> _INPUT ROWS_
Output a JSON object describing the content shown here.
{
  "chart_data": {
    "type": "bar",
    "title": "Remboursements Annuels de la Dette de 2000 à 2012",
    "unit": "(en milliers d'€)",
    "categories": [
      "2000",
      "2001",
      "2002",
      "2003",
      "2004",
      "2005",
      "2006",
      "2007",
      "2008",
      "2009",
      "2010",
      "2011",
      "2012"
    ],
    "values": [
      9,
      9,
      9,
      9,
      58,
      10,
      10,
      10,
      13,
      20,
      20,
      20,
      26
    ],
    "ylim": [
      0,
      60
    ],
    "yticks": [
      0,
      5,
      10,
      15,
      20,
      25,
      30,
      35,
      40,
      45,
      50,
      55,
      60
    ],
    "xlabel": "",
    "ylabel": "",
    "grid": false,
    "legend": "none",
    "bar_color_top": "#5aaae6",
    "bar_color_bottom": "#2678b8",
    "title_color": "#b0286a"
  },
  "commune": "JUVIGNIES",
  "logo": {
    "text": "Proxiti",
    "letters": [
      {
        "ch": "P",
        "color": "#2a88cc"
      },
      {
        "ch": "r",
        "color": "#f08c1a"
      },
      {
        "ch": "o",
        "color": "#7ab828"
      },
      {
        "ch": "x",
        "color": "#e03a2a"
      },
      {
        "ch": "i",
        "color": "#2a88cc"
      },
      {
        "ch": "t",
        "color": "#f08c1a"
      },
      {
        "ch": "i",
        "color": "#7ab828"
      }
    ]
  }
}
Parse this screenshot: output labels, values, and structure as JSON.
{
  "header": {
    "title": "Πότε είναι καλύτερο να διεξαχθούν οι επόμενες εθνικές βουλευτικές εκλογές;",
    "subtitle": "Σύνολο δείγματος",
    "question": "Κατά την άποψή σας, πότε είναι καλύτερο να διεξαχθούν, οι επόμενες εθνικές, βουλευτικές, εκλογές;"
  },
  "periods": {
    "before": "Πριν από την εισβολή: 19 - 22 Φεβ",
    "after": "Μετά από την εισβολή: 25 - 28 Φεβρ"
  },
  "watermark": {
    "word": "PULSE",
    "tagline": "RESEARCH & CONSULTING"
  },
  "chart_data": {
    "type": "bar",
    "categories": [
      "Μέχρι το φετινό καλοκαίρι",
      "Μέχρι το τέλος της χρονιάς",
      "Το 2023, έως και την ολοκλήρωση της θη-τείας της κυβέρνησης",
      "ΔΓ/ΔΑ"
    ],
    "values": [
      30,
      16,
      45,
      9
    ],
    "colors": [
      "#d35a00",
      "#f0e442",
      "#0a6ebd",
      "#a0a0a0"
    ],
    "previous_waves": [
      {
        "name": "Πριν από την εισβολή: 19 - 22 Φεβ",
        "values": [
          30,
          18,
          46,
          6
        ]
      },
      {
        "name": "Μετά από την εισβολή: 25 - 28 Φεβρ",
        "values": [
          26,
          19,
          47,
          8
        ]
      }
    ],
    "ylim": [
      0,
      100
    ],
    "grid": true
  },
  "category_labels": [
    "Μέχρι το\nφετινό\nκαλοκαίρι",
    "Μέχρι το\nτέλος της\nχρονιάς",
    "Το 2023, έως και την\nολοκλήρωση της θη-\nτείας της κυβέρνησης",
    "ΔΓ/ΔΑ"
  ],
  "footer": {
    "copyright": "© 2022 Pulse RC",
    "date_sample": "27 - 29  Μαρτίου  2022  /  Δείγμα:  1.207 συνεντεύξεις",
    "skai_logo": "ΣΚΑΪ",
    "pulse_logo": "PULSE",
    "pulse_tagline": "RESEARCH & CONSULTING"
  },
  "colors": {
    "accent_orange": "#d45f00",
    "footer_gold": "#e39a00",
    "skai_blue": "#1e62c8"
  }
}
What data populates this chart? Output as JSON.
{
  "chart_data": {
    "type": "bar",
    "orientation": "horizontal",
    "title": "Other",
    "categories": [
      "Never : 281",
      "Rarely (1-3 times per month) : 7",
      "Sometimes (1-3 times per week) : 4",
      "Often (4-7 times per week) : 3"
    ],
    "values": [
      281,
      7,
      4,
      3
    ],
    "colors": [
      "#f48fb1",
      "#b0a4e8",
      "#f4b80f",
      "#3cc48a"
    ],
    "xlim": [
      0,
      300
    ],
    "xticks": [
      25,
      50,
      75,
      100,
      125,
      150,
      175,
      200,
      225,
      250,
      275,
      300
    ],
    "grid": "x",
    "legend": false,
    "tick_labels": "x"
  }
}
---
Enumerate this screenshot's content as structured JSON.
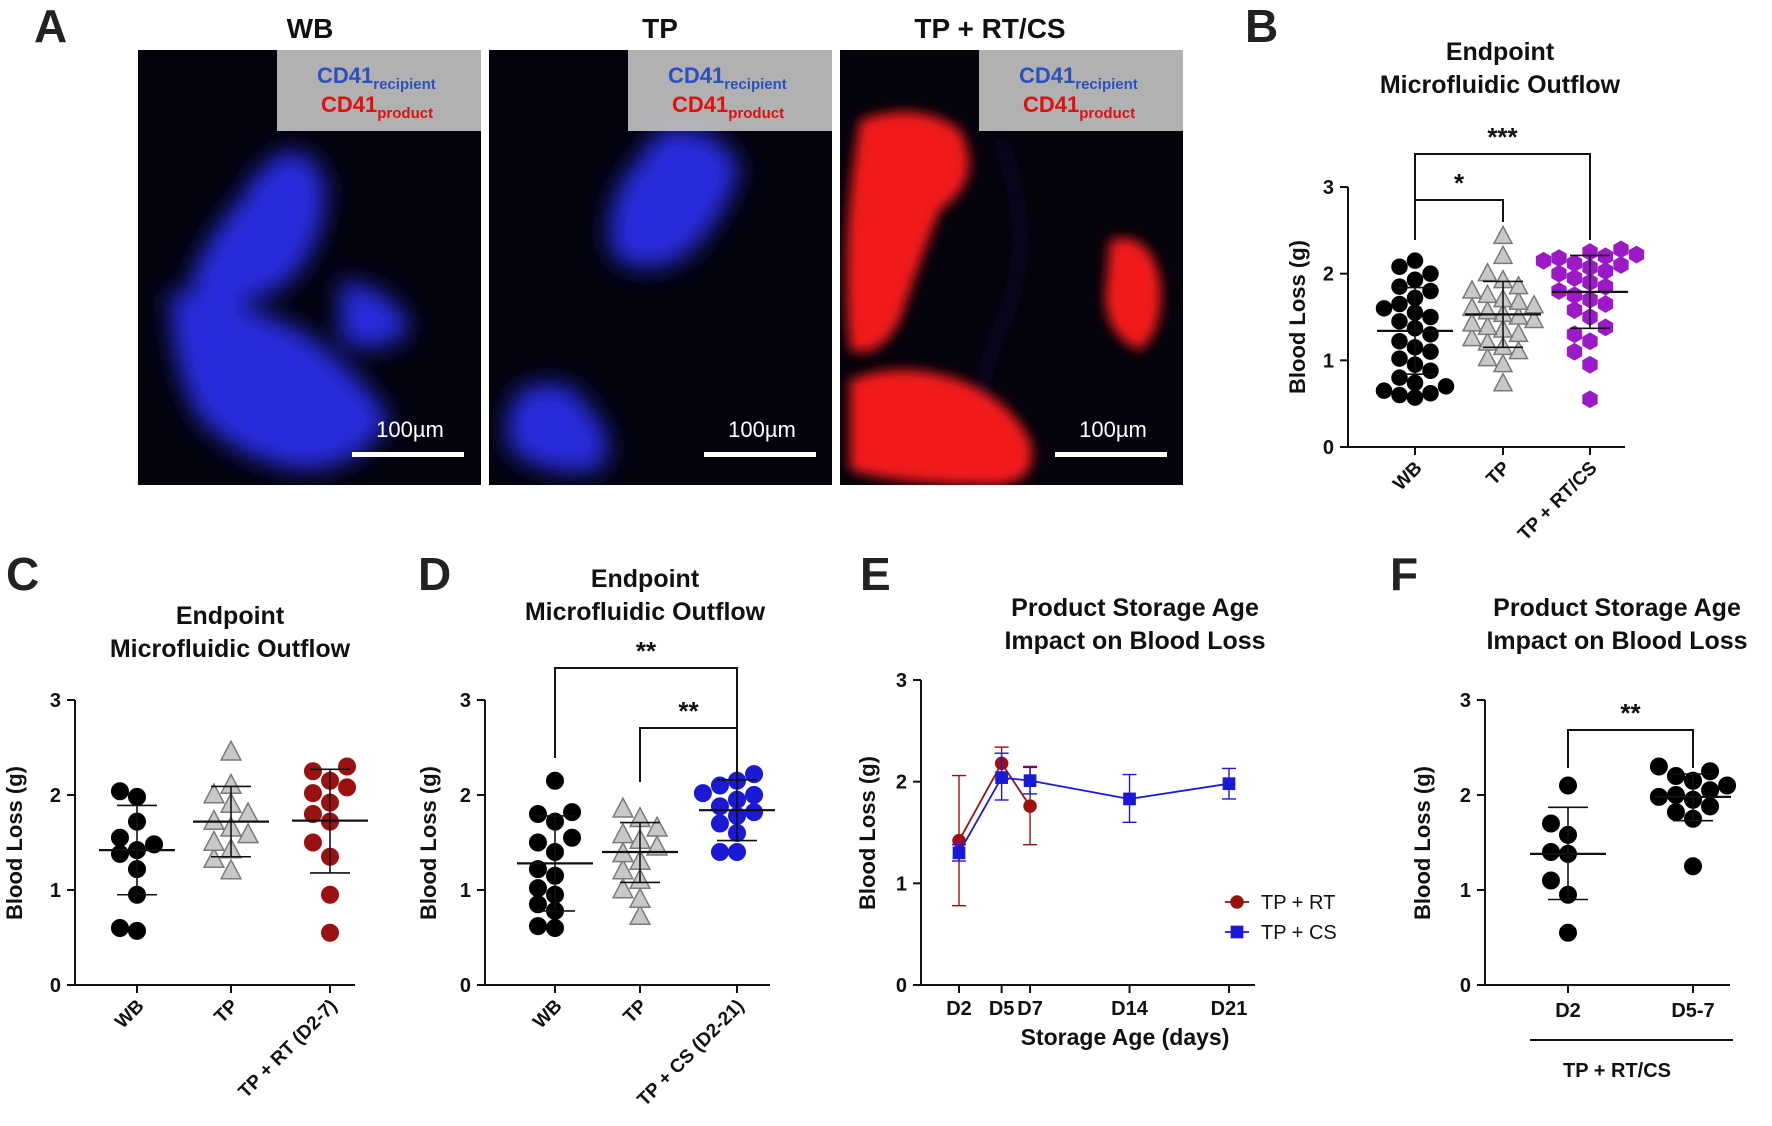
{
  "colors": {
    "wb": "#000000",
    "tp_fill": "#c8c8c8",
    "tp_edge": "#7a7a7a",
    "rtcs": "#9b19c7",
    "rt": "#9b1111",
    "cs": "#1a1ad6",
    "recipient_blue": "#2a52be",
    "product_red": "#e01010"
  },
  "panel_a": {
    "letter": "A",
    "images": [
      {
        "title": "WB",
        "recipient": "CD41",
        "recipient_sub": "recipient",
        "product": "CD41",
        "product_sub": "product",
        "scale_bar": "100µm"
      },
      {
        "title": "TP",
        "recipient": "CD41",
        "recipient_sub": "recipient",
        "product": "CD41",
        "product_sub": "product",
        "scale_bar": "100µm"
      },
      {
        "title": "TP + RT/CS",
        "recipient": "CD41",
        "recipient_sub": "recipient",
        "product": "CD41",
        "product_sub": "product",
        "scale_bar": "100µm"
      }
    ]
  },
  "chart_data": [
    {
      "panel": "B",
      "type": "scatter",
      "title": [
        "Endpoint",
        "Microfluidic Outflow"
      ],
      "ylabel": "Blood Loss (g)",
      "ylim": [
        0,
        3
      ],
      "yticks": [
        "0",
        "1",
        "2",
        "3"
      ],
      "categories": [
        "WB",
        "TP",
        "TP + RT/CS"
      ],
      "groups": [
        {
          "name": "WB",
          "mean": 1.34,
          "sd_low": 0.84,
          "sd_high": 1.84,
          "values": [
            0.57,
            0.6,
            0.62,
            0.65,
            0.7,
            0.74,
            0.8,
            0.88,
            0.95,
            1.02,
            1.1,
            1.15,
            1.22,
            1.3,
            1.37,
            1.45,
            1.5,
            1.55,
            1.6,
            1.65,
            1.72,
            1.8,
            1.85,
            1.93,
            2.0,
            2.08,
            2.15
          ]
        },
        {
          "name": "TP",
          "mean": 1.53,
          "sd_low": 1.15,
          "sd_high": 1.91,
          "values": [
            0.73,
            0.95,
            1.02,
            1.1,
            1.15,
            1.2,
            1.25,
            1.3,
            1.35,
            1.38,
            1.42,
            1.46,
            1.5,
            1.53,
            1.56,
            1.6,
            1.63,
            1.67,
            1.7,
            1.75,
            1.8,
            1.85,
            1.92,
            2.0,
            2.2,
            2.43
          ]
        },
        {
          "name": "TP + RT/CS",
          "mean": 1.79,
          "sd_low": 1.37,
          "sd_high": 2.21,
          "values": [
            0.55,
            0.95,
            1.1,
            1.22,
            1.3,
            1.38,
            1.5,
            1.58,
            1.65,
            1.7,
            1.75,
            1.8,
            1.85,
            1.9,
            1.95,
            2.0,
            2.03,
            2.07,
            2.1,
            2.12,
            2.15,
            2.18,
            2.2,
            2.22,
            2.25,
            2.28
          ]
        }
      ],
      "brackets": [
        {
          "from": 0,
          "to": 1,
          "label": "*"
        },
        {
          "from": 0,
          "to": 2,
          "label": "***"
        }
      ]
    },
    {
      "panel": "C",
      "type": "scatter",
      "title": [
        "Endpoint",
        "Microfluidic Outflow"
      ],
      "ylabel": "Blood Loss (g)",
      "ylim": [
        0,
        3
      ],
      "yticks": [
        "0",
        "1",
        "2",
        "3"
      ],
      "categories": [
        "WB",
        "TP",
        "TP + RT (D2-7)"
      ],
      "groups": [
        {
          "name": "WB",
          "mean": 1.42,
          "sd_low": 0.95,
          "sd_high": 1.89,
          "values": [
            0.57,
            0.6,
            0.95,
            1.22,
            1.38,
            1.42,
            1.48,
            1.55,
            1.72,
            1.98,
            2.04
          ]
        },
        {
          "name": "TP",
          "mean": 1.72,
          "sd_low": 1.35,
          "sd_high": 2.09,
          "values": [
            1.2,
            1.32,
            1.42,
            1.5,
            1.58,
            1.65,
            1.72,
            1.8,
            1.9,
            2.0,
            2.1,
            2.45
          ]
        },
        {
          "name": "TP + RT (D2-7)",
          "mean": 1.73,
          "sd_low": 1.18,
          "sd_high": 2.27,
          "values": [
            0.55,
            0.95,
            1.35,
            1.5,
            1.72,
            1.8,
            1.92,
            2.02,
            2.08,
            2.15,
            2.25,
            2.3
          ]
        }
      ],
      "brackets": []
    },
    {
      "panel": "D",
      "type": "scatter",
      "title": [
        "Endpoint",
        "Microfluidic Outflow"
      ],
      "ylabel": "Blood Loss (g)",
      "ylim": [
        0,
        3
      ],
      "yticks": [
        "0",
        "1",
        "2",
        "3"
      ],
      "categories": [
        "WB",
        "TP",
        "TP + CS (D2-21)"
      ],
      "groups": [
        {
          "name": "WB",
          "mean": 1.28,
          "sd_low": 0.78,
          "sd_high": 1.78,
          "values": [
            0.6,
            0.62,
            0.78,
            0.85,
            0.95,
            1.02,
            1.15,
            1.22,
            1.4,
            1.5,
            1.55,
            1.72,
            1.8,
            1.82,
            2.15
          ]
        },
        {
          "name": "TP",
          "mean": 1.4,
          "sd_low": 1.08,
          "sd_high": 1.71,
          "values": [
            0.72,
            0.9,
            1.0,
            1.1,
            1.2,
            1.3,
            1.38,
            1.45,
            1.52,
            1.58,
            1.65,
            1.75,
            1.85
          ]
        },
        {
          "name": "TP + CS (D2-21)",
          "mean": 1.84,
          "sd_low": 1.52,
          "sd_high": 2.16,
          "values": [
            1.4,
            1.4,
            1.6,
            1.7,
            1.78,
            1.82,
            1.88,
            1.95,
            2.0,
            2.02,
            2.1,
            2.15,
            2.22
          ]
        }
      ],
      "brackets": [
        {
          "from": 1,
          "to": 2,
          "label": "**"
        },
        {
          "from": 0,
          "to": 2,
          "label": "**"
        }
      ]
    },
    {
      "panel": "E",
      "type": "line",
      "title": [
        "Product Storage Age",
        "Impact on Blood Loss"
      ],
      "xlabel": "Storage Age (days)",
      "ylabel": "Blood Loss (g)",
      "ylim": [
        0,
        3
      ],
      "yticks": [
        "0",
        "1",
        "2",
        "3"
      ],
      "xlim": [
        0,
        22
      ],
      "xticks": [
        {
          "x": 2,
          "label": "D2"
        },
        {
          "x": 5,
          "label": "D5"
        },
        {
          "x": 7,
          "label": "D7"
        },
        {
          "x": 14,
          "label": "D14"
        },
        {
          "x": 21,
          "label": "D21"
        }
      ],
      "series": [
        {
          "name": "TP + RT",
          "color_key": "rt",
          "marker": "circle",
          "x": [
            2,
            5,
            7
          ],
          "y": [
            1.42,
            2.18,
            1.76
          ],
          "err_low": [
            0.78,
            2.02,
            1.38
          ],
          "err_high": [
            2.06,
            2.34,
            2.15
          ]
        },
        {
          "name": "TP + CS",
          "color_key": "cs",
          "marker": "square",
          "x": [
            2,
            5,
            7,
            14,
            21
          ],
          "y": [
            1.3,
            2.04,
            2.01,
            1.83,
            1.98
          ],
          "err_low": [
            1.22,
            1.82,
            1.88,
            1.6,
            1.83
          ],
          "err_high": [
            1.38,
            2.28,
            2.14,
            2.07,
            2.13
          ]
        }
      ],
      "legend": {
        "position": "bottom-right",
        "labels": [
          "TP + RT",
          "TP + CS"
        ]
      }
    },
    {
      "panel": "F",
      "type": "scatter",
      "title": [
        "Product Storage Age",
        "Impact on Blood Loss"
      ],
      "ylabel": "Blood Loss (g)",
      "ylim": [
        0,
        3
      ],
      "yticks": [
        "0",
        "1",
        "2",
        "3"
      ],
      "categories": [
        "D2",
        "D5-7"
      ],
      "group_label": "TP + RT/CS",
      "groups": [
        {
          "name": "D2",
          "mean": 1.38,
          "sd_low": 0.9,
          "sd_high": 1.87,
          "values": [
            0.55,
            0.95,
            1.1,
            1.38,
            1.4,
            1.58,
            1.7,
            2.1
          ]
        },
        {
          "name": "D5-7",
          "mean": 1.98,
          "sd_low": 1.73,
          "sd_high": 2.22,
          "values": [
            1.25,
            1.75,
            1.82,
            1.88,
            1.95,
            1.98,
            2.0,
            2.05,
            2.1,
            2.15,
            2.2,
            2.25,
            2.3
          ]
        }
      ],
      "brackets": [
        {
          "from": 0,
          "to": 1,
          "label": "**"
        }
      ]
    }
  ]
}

> _DIRECTION_
Using the listing above, pull out all lines that hold the word "Μετά".

> _OUTPUT BELOW_
    "after": "Μετά από την εισβολή: 25 - 28 Φεβρ"
        "name": "Μετά από την εισβολή: 25 - 28 Φεβρ",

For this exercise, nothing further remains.